-- Short problem --
Wherever the string "JSON" occurs in a line of these records, report that line.

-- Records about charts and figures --
● ● ● ● ● ● ●

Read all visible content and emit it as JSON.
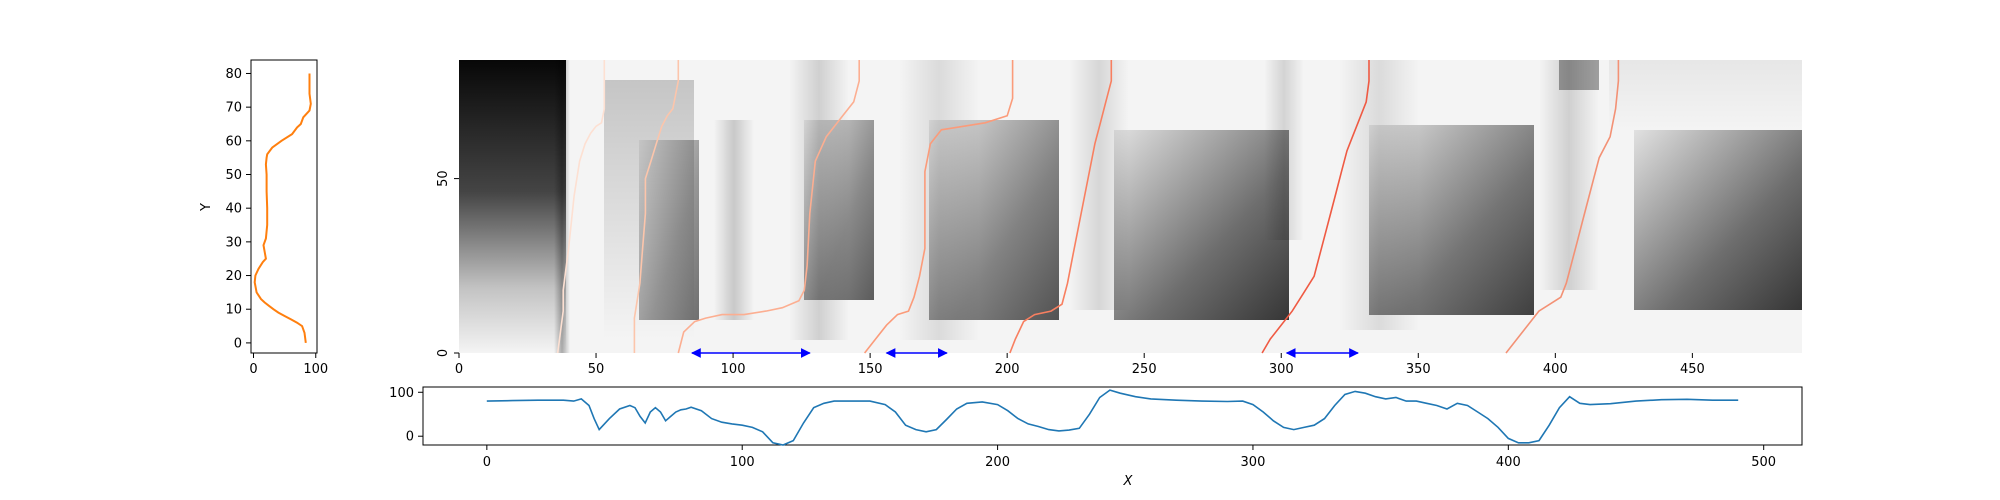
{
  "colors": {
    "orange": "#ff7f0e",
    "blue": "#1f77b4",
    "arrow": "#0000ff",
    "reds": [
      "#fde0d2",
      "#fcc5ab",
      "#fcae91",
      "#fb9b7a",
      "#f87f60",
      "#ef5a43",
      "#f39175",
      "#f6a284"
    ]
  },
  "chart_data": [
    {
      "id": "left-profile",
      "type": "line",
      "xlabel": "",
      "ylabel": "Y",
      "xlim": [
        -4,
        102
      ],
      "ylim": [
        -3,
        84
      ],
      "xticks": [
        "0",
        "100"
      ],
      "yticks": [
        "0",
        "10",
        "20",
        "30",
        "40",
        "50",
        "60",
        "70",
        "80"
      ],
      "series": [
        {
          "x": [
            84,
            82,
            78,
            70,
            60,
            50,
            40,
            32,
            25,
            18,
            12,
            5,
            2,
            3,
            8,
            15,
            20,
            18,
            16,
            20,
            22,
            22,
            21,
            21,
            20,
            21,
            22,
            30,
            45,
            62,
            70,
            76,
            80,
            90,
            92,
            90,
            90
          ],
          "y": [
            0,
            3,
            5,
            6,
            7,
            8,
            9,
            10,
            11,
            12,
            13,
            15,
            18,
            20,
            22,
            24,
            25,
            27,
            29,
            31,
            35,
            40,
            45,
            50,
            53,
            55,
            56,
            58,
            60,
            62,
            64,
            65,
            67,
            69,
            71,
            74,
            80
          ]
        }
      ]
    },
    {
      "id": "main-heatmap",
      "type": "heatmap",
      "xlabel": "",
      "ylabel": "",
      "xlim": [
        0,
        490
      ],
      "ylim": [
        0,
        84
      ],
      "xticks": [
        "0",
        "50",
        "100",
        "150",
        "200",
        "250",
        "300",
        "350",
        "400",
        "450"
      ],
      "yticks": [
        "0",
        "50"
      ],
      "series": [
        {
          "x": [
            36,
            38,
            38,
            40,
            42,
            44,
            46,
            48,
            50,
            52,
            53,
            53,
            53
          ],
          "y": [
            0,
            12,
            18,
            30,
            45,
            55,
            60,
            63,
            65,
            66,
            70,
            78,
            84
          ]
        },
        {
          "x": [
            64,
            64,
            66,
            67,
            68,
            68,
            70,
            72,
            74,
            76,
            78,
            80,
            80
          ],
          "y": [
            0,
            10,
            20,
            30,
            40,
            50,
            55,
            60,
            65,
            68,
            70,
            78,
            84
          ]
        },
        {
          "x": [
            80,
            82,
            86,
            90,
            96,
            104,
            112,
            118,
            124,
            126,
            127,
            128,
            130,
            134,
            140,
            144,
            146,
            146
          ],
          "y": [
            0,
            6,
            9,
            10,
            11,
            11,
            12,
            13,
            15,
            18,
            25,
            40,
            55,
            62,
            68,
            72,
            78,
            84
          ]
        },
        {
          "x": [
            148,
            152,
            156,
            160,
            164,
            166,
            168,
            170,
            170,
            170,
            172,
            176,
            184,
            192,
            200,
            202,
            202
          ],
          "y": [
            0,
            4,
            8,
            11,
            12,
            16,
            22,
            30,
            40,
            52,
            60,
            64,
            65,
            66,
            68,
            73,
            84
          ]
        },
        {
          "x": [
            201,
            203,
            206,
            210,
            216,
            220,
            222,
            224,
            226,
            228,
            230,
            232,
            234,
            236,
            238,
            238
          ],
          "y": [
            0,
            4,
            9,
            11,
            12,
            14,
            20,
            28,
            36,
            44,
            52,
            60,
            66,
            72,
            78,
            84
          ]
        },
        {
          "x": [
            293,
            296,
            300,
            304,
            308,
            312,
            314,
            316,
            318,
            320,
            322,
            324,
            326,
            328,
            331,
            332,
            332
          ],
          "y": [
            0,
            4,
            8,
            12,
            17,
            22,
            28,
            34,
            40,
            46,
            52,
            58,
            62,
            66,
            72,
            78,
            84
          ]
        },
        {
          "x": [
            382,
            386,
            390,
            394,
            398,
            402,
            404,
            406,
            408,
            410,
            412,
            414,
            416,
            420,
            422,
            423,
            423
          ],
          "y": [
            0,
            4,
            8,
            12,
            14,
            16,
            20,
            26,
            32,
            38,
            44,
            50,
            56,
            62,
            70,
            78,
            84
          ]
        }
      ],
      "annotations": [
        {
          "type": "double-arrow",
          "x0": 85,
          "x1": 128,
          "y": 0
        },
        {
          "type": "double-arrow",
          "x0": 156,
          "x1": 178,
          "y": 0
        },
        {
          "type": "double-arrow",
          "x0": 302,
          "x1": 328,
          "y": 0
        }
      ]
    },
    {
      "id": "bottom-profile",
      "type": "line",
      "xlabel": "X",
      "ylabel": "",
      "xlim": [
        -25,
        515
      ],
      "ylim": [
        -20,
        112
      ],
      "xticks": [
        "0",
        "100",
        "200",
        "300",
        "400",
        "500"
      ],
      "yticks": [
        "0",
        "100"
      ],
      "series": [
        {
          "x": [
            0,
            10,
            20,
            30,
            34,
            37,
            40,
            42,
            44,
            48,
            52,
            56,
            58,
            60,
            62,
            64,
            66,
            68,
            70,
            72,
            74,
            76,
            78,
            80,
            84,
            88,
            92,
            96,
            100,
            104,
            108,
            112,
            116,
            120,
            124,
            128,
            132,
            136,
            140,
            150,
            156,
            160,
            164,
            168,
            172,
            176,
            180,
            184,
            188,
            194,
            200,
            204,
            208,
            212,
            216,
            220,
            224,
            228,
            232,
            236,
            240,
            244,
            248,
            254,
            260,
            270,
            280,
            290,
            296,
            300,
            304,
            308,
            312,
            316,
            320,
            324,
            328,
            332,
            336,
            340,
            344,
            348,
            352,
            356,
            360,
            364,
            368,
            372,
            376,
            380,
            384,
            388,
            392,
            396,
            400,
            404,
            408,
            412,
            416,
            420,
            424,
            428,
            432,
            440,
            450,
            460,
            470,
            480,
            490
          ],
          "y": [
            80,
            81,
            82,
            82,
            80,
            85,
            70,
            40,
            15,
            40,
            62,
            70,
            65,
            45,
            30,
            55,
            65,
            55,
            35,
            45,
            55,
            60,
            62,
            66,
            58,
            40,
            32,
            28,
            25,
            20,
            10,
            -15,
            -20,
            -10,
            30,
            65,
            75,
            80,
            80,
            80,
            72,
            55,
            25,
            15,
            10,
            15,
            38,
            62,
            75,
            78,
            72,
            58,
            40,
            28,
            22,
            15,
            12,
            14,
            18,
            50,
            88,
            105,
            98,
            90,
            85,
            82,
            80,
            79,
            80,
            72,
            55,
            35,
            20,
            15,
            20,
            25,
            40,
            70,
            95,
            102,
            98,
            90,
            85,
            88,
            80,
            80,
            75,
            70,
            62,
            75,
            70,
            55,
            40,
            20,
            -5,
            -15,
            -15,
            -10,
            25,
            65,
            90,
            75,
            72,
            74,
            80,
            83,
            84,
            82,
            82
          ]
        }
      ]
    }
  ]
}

● ● ● ● ● ● ●

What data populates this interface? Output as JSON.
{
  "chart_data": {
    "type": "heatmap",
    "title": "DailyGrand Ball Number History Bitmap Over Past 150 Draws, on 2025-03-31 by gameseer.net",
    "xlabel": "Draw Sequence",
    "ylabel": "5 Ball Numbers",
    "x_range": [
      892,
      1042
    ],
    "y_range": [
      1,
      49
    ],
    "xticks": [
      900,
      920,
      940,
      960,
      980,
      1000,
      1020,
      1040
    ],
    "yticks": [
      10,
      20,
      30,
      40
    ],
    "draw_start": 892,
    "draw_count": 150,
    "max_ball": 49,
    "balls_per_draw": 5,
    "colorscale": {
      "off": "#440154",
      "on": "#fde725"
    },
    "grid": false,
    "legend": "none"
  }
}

● ● ● ● ● ● ●

-- Exercise response --
Read all visible content and emit it as JSON.
What data populates this interface? Output as JSON.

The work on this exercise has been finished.